START Dataset content
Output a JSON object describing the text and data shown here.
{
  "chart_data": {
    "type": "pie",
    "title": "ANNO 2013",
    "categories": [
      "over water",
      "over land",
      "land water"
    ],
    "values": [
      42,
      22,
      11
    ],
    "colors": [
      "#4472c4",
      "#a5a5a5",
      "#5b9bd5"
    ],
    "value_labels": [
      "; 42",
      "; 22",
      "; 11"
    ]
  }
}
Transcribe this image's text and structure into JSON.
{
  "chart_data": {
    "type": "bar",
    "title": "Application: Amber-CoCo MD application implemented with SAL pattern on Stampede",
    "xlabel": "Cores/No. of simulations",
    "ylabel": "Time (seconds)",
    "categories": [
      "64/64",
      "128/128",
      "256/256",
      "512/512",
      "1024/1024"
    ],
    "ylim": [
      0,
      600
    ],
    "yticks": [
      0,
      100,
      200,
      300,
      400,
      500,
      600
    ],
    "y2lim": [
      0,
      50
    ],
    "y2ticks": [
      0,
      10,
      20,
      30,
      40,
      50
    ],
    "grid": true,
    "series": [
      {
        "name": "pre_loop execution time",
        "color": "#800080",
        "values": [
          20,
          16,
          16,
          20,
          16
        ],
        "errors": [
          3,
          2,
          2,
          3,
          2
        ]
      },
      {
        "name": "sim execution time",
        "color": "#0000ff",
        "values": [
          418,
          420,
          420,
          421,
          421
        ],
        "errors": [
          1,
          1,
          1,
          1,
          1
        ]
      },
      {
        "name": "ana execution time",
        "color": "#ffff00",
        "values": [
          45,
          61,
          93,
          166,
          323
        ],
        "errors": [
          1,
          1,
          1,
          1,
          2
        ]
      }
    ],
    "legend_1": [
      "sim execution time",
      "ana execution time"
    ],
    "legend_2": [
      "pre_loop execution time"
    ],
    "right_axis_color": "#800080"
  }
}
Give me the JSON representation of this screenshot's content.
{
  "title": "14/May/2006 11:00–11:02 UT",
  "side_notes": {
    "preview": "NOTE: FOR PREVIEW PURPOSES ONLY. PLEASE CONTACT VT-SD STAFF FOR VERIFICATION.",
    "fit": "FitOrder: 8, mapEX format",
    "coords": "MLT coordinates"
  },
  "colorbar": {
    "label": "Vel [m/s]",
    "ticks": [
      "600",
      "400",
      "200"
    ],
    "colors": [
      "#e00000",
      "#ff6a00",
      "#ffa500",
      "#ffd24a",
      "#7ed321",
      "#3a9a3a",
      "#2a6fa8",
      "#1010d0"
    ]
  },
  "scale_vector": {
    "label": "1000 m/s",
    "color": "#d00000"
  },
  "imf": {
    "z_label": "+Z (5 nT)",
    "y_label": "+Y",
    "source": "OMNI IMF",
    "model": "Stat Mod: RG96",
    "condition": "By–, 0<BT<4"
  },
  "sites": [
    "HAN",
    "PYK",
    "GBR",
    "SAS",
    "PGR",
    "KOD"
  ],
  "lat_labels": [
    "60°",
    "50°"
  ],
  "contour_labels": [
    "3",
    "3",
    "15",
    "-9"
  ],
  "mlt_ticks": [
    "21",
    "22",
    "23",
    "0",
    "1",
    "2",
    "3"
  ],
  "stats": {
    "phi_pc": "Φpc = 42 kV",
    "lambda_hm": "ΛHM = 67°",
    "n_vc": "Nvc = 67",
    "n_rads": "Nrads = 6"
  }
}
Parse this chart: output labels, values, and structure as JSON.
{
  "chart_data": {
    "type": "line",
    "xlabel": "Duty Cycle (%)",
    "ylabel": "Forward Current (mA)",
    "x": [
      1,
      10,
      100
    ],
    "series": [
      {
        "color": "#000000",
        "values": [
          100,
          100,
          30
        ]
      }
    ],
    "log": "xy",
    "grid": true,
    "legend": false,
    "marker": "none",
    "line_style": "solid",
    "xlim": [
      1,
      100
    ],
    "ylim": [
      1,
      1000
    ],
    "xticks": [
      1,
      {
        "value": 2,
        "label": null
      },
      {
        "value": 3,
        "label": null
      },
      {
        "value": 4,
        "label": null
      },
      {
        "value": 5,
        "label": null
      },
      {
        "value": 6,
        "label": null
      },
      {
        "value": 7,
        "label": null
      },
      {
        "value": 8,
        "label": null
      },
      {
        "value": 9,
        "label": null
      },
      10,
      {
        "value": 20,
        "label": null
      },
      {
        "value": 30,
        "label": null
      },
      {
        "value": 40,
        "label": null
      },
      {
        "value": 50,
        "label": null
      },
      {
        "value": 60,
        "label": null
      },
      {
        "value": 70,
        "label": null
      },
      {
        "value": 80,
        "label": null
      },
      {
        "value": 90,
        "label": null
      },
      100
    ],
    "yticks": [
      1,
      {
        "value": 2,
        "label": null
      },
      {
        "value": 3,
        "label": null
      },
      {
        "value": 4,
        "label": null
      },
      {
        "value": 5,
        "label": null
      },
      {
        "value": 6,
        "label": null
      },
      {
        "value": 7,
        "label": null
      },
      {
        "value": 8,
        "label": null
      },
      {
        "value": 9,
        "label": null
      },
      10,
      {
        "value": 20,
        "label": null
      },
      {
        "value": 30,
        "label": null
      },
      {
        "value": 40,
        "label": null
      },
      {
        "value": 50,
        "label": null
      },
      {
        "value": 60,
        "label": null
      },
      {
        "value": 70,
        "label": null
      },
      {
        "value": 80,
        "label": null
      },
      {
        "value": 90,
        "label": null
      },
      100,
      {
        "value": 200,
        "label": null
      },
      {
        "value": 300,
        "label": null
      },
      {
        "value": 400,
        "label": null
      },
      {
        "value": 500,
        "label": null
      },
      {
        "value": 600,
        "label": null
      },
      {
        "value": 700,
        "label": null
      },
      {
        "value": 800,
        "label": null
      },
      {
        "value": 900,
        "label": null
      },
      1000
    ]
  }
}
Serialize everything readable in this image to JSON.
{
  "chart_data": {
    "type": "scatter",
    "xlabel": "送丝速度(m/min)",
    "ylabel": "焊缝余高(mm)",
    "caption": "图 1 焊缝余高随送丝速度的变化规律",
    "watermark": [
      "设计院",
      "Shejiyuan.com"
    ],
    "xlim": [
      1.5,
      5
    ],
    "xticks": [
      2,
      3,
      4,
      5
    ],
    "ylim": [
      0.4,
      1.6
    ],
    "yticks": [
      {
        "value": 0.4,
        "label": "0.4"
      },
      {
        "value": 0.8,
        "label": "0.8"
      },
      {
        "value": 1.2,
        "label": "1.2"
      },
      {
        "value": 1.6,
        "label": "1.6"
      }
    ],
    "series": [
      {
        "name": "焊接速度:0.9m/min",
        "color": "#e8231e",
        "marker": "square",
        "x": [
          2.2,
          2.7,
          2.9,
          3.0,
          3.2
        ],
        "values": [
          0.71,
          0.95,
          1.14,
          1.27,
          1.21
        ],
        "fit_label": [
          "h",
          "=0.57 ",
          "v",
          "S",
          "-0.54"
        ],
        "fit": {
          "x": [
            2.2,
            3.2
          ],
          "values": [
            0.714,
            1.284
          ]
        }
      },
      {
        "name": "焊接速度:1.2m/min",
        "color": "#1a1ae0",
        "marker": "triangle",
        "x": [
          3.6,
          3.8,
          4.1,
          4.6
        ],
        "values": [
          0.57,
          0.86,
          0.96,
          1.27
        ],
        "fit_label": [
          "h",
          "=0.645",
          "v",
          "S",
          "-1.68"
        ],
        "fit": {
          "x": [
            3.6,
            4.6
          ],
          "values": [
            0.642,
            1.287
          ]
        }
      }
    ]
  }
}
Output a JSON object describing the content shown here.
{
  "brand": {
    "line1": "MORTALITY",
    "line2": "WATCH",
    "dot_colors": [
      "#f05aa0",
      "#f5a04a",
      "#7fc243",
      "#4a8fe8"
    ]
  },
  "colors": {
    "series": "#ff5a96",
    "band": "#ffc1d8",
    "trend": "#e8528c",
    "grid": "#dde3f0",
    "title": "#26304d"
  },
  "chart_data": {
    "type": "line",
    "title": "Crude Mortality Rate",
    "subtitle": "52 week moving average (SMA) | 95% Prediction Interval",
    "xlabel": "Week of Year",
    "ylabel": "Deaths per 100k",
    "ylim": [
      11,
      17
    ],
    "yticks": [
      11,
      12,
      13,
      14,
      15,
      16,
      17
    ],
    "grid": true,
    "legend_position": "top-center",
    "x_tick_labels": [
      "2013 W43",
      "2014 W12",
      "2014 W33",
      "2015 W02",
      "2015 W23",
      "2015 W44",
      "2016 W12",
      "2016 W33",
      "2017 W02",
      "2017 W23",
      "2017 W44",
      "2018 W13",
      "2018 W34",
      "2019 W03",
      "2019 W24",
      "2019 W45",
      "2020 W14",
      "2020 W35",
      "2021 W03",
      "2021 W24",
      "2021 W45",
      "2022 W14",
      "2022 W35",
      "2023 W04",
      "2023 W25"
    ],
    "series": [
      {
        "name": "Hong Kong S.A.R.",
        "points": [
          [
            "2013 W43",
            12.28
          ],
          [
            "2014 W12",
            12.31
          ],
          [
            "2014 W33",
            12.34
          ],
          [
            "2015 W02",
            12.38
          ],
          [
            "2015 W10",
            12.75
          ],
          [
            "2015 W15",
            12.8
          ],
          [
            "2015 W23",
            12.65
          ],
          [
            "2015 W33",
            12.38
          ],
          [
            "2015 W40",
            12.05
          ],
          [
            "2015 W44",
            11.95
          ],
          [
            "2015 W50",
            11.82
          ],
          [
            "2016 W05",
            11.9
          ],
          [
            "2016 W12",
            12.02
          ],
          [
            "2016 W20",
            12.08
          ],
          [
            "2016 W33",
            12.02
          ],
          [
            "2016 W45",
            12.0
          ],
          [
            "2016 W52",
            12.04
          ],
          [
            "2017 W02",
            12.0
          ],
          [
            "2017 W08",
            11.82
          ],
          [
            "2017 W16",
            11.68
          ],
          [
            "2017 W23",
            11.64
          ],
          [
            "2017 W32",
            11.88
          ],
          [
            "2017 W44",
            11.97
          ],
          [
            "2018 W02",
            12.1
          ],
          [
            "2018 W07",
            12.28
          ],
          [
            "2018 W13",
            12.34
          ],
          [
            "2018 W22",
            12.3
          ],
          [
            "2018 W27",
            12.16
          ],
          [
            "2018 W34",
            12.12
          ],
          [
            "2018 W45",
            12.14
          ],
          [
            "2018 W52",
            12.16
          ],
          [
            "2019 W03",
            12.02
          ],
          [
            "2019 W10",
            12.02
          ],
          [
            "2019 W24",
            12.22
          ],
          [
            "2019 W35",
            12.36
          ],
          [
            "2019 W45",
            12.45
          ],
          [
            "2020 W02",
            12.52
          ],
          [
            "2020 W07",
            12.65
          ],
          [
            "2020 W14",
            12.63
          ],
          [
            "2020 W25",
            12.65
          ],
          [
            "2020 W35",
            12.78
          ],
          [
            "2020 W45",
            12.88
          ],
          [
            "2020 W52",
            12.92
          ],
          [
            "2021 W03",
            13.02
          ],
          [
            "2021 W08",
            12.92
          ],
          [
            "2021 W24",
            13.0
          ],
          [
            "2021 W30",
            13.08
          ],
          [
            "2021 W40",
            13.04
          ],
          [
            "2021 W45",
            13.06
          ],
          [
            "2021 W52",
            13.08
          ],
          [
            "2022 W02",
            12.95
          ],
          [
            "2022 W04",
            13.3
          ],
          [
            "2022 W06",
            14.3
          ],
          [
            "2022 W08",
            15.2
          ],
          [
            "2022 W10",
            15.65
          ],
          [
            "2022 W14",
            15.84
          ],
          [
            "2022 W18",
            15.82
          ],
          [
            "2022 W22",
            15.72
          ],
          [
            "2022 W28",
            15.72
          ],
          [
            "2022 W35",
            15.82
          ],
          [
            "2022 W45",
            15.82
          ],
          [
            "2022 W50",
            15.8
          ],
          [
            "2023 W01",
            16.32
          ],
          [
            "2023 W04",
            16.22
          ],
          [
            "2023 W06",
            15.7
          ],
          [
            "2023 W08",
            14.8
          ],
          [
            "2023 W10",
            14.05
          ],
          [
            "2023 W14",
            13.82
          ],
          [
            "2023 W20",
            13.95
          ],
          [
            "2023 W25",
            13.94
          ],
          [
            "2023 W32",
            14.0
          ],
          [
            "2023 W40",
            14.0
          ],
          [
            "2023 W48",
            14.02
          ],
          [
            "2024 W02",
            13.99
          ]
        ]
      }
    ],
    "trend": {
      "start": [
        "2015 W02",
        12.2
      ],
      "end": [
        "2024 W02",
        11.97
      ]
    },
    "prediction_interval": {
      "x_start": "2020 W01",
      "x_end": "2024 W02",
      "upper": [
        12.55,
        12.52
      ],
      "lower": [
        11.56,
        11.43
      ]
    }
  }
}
END Dataset content
§ Prompt: List every line above that holds the word "execution".

§ Solved problem:
        "name": "pre_loop execution time",
        "name": "sim execution time",
        "name": "ana execution time",
      "sim execution time",
      "ana execution time"
      "pre_loop execution time"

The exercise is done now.